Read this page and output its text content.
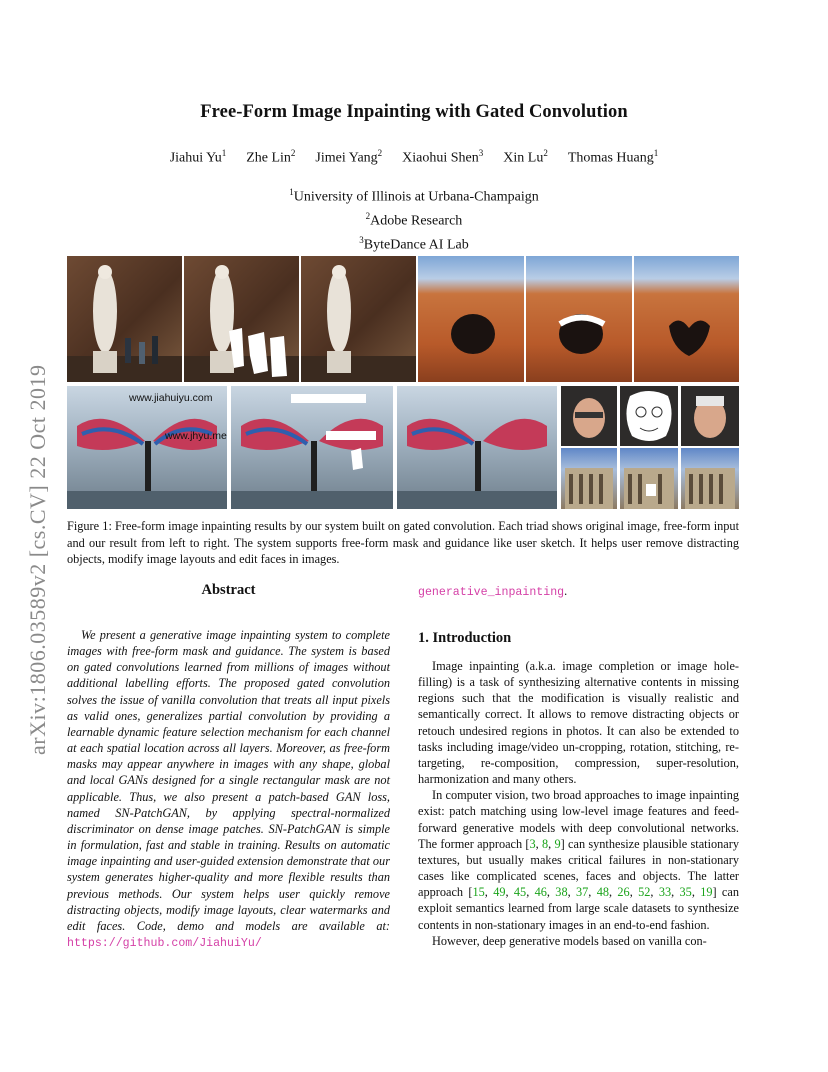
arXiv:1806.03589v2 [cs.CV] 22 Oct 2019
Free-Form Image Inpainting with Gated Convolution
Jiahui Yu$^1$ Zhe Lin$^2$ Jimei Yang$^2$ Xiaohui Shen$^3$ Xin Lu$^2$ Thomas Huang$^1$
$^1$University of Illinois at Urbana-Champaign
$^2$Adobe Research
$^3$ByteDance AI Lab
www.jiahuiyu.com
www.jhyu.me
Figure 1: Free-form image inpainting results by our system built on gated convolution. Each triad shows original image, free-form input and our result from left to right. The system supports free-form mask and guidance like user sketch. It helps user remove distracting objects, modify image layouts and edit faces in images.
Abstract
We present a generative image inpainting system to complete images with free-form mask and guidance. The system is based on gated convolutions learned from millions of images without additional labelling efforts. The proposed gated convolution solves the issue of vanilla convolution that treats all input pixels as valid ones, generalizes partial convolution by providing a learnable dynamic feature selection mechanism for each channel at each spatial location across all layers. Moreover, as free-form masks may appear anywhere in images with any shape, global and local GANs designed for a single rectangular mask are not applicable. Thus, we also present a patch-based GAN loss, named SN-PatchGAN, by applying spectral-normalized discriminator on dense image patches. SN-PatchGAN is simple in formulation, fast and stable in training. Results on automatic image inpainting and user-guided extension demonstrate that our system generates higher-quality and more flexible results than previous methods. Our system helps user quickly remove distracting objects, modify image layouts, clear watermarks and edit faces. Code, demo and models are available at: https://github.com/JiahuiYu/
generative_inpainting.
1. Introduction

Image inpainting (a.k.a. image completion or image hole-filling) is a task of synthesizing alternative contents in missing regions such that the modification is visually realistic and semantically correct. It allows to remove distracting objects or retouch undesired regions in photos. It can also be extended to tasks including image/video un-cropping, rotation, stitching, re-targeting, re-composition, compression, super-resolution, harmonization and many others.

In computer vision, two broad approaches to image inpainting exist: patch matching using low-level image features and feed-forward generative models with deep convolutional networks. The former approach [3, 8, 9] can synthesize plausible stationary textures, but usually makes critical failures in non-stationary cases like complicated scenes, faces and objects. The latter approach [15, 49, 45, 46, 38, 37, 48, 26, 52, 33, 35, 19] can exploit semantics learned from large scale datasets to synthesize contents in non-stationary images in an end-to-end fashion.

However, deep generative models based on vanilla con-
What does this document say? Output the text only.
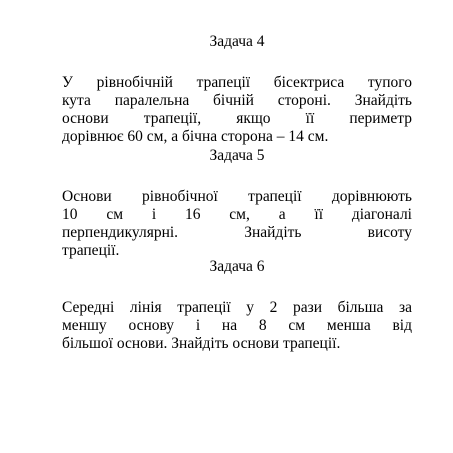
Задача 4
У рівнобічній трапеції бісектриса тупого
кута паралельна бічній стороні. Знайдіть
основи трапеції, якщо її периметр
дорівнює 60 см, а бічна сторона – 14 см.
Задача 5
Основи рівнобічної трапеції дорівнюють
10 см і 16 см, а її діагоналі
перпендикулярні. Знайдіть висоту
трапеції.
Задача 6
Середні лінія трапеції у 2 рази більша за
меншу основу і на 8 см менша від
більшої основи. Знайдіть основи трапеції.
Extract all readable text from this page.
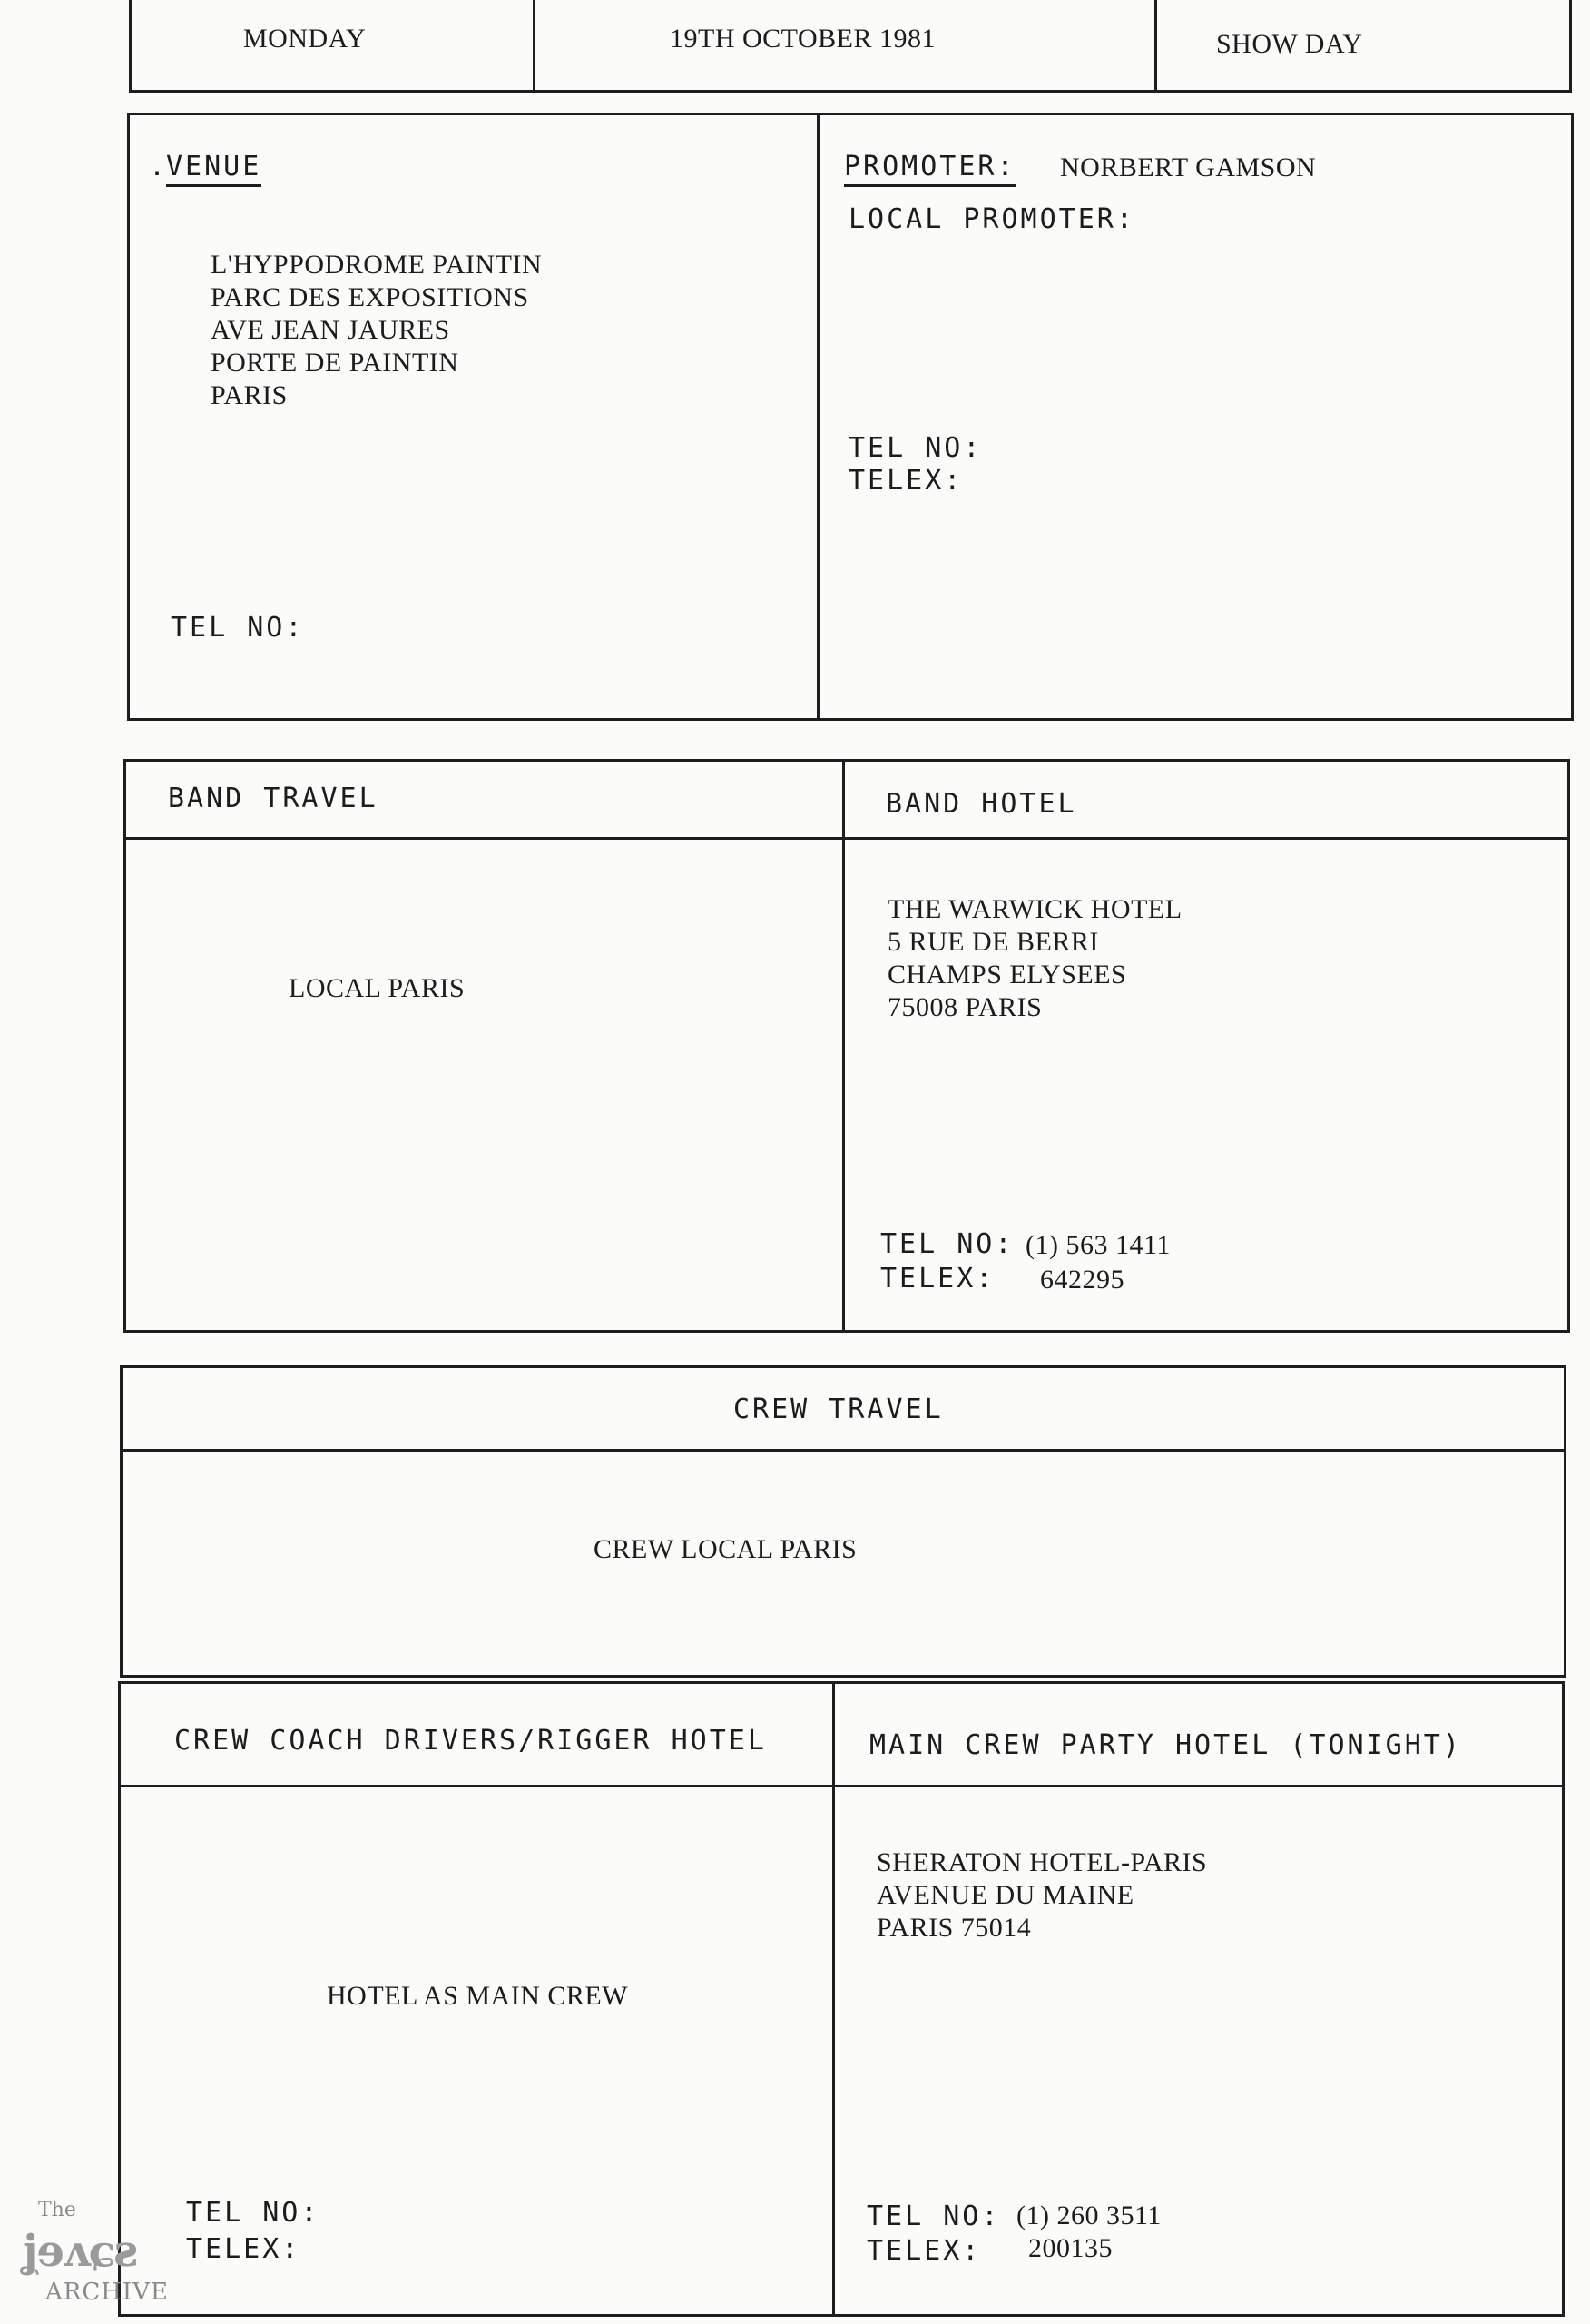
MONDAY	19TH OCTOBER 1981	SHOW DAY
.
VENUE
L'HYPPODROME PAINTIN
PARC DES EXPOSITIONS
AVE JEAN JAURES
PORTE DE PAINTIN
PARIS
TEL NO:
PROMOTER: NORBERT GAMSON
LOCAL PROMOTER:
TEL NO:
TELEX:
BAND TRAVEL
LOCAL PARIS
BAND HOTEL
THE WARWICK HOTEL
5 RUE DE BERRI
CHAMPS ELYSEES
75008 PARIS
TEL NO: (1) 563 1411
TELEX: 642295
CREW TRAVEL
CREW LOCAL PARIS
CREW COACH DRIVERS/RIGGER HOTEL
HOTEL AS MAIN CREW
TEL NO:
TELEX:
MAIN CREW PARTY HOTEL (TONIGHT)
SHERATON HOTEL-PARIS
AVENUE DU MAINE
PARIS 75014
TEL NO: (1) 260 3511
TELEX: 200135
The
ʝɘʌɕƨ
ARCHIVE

**Exercise description:**
Determine the number of lines in the entries above where the string "TELEX" appears. Answer with the number alone.

**Task output:**
4